■ **DIRECTIONS FOR THIS TASK**:
Could you write out the records below exactly as they appear, leaving out any pictures?

■ **PROVIDED MATERIAL**:

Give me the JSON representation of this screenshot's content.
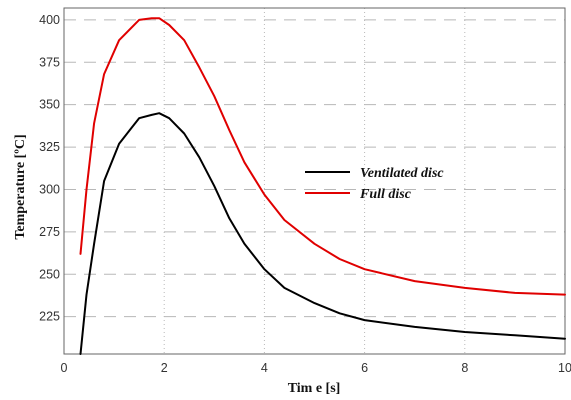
{
  "chart_data": {
    "type": "line",
    "title": "",
    "xlabel": "Tim e [s]",
    "ylabel": "Temperature [ºC]",
    "xlim": [
      0,
      10
    ],
    "ylim": [
      203,
      407
    ],
    "x_ticks": [
      0,
      2,
      4,
      6,
      8,
      10
    ],
    "y_ticks": [
      225,
      250,
      275,
      300,
      325,
      350,
      375,
      400
    ],
    "grid": {
      "vertical": "dotted",
      "horizontal": "dashed"
    },
    "legend": {
      "placement": "center-right"
    },
    "series": [
      {
        "name": "Ventilated disc",
        "color": "#000000",
        "x": [
          0.33,
          0.45,
          0.6,
          0.8,
          1.1,
          1.5,
          1.75,
          1.9,
          2.1,
          2.4,
          2.7,
          3.0,
          3.3,
          3.6,
          4.0,
          4.4,
          5.0,
          5.5,
          6.0,
          7.0,
          8.0,
          9.0,
          10.0
        ],
        "values": [
          203,
          238,
          268,
          305,
          327,
          342,
          344,
          345,
          342,
          333,
          319,
          302,
          283,
          268,
          253,
          242,
          233,
          227,
          223,
          219,
          216,
          214,
          212
        ]
      },
      {
        "name": "Full disc",
        "color": "#e00000",
        "x": [
          0.33,
          0.45,
          0.6,
          0.8,
          1.1,
          1.5,
          1.75,
          1.9,
          2.1,
          2.4,
          2.7,
          3.0,
          3.3,
          3.6,
          4.0,
          4.4,
          5.0,
          5.5,
          6.0,
          7.0,
          8.0,
          9.0,
          10.0
        ],
        "values": [
          262,
          300,
          339,
          368,
          388,
          400,
          401,
          401,
          397,
          388,
          372,
          355,
          335,
          316,
          297,
          282,
          268,
          259,
          253,
          246,
          242,
          239,
          238
        ]
      }
    ]
  }
}
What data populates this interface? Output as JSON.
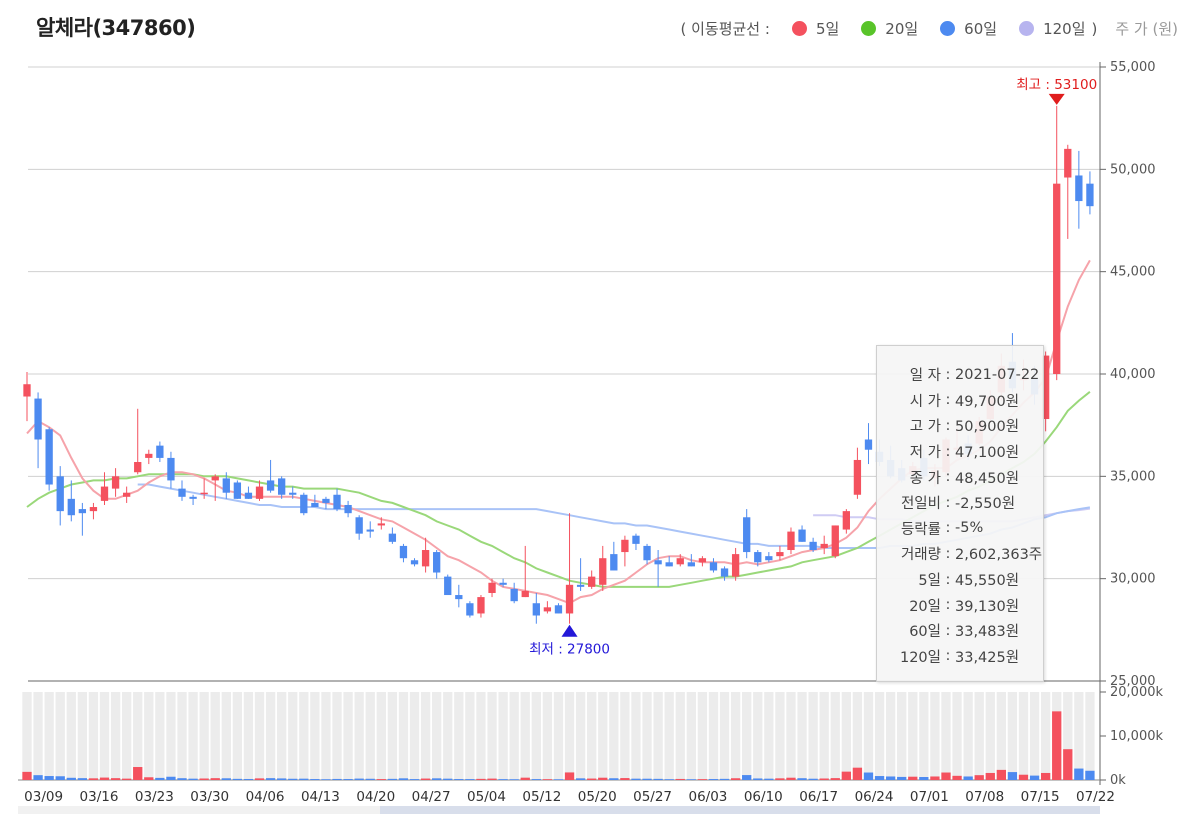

■ **FULL RESPONSE**:
Give me the JSON representation of this screenshot's content.
{
  "chart_data": {
    "type": "line",
    "title": "",
    "xlabel": "Tim e [s]",
    "ylabel": "Temperature [ºC]",
    "xlim": [
      0,
      10
    ],
    "ylim": [
      203,
      407
    ],
    "x_ticks": [
      0,
      2,
      4,
      6,
      8,
      10
    ],
    "y_ticks": [
      225,
      250,
      275,
      300,
      325,
      350,
      375,
      400
    ],
    "grid": {
      "vertical": "dotted",
      "horizontal": "dashed"
    },
    "legend": {
      "placement": "center-right"
    },
    "series": [
      {
        "name": "Ventilated disc",
        "color": "#000000",
        "x": [
          0.33,
          0.45,
          0.6,
          0.8,
          1.1,
          1.5,
          1.75,
          1.9,
          2.1,
          2.4,
          2.7,
          3.0,
          3.3,
          3.6,
          4.0,
          4.4,
          5.0,
          5.5,
          6.0,
          7.0,
          8.0,
          9.0,
          10.0
        ],
        "values": [
          203,
          238,
          268,
          305,
          327,
          342,
          344,
          345,
          342,
          333,
          319,
          302,
          283,
          268,
          253,
          242,
          233,
          227,
          223,
          219,
          216,
          214,
          212
        ]
      },
      {
        "name": "Full disc",
        "color": "#e00000",
        "x": [
          0.33,
          0.45,
          0.6,
          0.8,
          1.1,
          1.5,
          1.75,
          1.9,
          2.1,
          2.4,
          2.7,
          3.0,
          3.3,
          3.6,
          4.0,
          4.4,
          5.0,
          5.5,
          6.0,
          7.0,
          8.0,
          9.0,
          10.0
        ],
        "values": [
          262,
          300,
          339,
          368,
          388,
          400,
          401,
          401,
          397,
          388,
          372,
          355,
          335,
          316,
          297,
          282,
          268,
          259,
          253,
          246,
          242,
          239,
          238
        ]
      }
    ]
  }
}
What data populates this interface? Output as JSON.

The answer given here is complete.